Task description | Give everything in the data from the line containing "655, 589, 666]" down to the line containing "174, 528, 185]" as a numbered list, leaving out blank lines.

Records |
— start —

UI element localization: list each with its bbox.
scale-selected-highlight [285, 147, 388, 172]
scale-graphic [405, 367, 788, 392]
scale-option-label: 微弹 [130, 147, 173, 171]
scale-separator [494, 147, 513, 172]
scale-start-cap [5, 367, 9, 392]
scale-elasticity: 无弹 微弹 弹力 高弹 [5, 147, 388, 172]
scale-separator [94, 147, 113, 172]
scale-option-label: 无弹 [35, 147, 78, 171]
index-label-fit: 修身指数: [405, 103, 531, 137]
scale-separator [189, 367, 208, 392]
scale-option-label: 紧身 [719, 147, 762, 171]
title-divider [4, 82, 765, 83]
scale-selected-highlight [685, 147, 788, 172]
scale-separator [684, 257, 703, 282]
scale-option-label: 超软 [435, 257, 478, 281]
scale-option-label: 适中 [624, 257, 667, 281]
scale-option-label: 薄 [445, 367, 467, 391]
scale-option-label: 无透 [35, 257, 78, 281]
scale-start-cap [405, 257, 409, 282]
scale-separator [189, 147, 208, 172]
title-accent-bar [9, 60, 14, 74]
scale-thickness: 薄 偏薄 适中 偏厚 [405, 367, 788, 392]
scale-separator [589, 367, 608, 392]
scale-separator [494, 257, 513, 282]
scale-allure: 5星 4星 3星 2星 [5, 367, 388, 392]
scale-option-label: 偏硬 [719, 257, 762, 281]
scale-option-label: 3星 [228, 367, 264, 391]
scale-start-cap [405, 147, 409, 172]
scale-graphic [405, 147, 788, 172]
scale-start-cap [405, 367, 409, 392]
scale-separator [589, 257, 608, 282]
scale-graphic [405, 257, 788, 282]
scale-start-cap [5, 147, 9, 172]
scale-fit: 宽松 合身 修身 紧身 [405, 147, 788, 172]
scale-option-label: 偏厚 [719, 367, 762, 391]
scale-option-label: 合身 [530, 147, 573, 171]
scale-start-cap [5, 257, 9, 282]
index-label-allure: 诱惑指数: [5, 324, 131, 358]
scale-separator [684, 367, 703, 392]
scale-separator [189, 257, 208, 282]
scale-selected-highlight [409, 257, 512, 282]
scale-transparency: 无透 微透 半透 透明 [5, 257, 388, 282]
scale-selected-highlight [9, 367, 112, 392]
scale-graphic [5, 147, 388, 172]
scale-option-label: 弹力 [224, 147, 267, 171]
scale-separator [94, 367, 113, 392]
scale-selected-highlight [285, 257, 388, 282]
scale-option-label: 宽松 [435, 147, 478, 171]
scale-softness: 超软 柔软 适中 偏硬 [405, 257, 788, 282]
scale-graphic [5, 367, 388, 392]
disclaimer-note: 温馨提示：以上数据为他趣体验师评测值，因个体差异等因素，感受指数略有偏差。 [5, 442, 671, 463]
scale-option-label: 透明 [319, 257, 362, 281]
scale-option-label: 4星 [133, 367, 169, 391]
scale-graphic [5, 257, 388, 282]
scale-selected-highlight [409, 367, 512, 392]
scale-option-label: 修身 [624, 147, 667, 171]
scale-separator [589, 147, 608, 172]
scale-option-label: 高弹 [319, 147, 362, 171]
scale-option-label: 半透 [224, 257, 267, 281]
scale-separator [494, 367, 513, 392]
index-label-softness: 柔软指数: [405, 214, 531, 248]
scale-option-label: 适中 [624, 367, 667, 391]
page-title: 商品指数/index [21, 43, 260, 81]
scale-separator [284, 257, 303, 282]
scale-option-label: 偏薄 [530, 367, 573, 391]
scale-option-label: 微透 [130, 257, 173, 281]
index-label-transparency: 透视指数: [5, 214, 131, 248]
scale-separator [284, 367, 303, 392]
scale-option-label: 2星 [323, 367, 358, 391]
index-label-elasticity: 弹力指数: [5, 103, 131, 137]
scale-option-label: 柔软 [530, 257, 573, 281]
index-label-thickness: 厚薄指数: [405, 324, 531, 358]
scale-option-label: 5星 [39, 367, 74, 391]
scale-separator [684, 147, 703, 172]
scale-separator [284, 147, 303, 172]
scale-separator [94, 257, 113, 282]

— end —
— start —

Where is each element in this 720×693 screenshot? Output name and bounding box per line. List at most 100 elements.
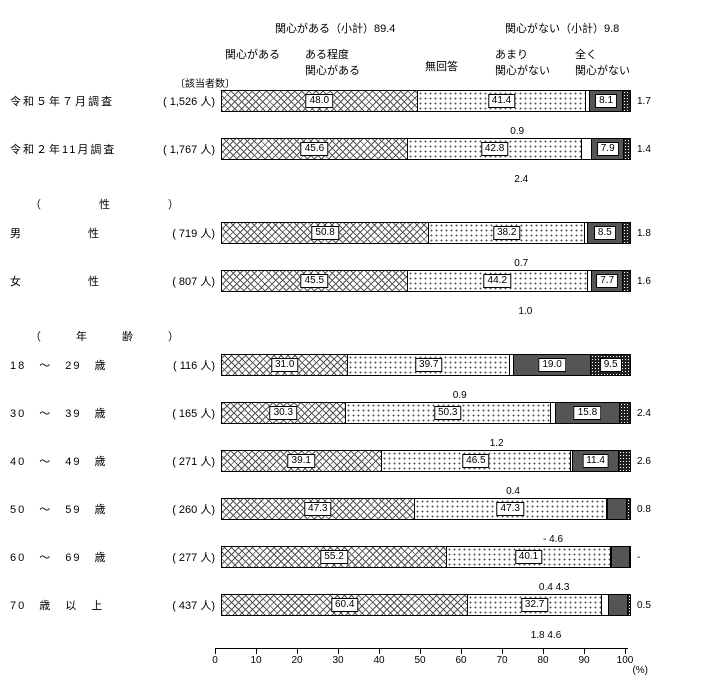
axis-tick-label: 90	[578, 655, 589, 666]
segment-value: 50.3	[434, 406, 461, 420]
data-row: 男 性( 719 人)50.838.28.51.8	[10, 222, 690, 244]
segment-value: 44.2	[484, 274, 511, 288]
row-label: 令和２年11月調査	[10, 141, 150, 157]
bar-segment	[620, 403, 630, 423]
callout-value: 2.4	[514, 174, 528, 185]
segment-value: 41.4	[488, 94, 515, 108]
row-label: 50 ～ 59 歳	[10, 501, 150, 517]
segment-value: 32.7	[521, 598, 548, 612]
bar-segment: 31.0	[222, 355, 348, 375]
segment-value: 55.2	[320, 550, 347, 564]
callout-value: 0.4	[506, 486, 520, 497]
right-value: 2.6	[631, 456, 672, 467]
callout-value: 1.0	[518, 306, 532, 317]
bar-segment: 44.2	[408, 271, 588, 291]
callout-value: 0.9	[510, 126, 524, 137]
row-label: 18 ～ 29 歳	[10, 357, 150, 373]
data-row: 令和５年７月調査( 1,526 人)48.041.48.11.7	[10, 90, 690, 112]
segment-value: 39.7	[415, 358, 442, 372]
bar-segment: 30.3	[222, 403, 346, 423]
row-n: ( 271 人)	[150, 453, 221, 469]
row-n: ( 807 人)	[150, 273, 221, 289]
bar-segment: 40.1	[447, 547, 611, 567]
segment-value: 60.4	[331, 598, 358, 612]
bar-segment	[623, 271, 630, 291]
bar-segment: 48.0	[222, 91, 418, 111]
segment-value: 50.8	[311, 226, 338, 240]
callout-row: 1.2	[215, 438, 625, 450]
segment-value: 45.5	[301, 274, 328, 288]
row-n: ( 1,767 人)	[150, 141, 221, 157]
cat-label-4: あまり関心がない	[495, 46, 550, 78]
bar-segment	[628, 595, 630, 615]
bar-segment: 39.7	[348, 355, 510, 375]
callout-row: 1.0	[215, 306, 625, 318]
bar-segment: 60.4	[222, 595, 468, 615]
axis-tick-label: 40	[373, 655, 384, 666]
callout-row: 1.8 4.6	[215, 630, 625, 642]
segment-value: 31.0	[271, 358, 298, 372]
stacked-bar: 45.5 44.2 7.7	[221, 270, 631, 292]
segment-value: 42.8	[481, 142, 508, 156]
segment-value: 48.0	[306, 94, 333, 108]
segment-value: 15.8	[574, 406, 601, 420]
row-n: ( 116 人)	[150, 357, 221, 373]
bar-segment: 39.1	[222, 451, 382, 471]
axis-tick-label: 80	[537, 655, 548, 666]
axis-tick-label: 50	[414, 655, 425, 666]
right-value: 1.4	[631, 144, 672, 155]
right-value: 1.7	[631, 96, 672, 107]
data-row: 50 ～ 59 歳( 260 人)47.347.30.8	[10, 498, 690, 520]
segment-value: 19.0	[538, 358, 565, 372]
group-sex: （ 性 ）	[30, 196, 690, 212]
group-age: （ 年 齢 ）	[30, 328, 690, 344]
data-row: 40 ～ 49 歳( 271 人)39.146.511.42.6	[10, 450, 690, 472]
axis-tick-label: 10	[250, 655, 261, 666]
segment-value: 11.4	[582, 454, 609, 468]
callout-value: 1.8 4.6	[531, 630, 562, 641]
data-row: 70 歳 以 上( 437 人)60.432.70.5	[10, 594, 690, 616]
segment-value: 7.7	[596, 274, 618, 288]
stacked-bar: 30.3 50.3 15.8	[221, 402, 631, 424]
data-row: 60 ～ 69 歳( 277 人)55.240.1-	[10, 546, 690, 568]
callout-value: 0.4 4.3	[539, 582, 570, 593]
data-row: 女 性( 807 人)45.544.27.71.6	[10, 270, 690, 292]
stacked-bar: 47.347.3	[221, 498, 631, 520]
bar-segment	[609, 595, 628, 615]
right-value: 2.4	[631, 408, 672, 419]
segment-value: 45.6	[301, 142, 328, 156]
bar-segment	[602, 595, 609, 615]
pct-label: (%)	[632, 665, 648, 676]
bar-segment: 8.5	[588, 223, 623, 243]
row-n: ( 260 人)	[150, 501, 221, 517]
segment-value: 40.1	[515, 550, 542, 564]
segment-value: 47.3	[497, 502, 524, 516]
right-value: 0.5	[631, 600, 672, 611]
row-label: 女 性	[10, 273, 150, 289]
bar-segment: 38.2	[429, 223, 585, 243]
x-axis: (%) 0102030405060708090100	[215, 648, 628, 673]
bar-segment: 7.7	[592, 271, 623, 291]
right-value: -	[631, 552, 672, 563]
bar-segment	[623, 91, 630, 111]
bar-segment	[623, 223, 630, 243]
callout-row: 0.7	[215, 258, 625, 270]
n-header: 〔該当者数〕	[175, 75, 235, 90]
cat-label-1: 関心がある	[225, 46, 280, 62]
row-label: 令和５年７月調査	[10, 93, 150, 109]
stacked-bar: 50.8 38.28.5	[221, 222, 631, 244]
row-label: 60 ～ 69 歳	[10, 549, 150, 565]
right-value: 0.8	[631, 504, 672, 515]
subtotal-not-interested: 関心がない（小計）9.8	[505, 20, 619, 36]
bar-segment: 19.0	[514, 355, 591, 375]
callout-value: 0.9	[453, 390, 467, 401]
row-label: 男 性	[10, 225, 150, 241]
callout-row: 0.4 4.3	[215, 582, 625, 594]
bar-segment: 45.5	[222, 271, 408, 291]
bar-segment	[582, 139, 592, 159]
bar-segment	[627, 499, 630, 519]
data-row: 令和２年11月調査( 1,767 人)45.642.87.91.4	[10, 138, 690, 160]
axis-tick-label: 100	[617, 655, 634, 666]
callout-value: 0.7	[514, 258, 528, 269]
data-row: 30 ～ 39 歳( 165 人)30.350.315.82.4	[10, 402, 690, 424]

— end —

Response to the exercise |
1. axis-tick-label: 90	[578, 655, 589, 666]
2. segment-value: 50.3	[434, 406, 461, 420]
3. data-row: 男 性( 719 人)50.838.28.51.8	[10, 222, 690, 244]
4. segment-value: 44.2	[484, 274, 511, 288]
5. row-label: 令和２年11月調査	[10, 141, 150, 157]
6. bar-segment	[620, 403, 630, 423]
7. callout-value: 2.4	[514, 174, 528, 185]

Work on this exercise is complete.